Records provided

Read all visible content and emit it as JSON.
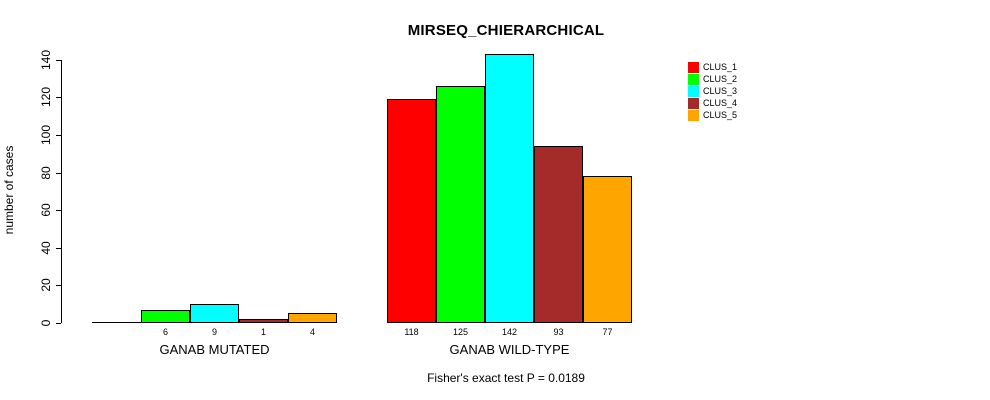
{
  "title": "MIRSEQ_CHIERARCHICAL",
  "chart_data": {
    "type": "bar",
    "title": "MIRSEQ_CHIERARCHICAL",
    "xlabel": "",
    "ylabel": "number of cases",
    "ylim": [
      0,
      140
    ],
    "yticks": [
      0,
      20,
      40,
      60,
      80,
      100,
      120,
      140
    ],
    "grid": false,
    "bar_border_color": "#000000",
    "legend_position": "top-right",
    "value_label_rule": "value printed under each bar only when value > 0",
    "categories": [
      "GANAB MUTATED",
      "GANAB WILD-TYPE"
    ],
    "series": [
      {
        "name": "CLUS_1",
        "color": "#ff0000",
        "values": [
          0,
          118
        ]
      },
      {
        "name": "CLUS_2",
        "color": "#00ff00",
        "values": [
          6,
          125
        ]
      },
      {
        "name": "CLUS_3",
        "color": "#00ffff",
        "values": [
          9,
          142
        ]
      },
      {
        "name": "CLUS_4",
        "color": "#a52a2a",
        "values": [
          1,
          93
        ]
      },
      {
        "name": "CLUS_5",
        "color": "#ffa500",
        "values": [
          4,
          77
        ]
      }
    ],
    "annotation": "Fisher's exact test P = 0.0189"
  }
}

To do
Write out every line above exactly as it is, leaving out the pictures.

Finished task
Read all visible content and emit it as JSON.
{
  "title": "MIRSEQ_CHIERARCHICAL",
  "chart_data": {
    "type": "bar",
    "title": "MIRSEQ_CHIERARCHICAL",
    "xlabel": "",
    "ylabel": "number of cases",
    "ylim": [
      0,
      140
    ],
    "yticks": [
      0,
      20,
      40,
      60,
      80,
      100,
      120,
      140
    ],
    "grid": false,
    "bar_border_color": "#000000",
    "legend_position": "top-right",
    "value_label_rule": "value printed under each bar only when value > 0",
    "categories": [
      "GANAB MUTATED",
      "GANAB WILD-TYPE"
    ],
    "series": [
      {
        "name": "CLUS_1",
        "color": "#ff0000",
        "values": [
          0,
          118
        ]
      },
      {
        "name": "CLUS_2",
        "color": "#00ff00",
        "values": [
          6,
          125
        ]
      },
      {
        "name": "CLUS_3",
        "color": "#00ffff",
        "values": [
          9,
          142
        ]
      },
      {
        "name": "CLUS_4",
        "color": "#a52a2a",
        "values": [
          1,
          93
        ]
      },
      {
        "name": "CLUS_5",
        "color": "#ffa500",
        "values": [
          4,
          77
        ]
      }
    ],
    "annotation": "Fisher's exact test P = 0.0189"
  }
}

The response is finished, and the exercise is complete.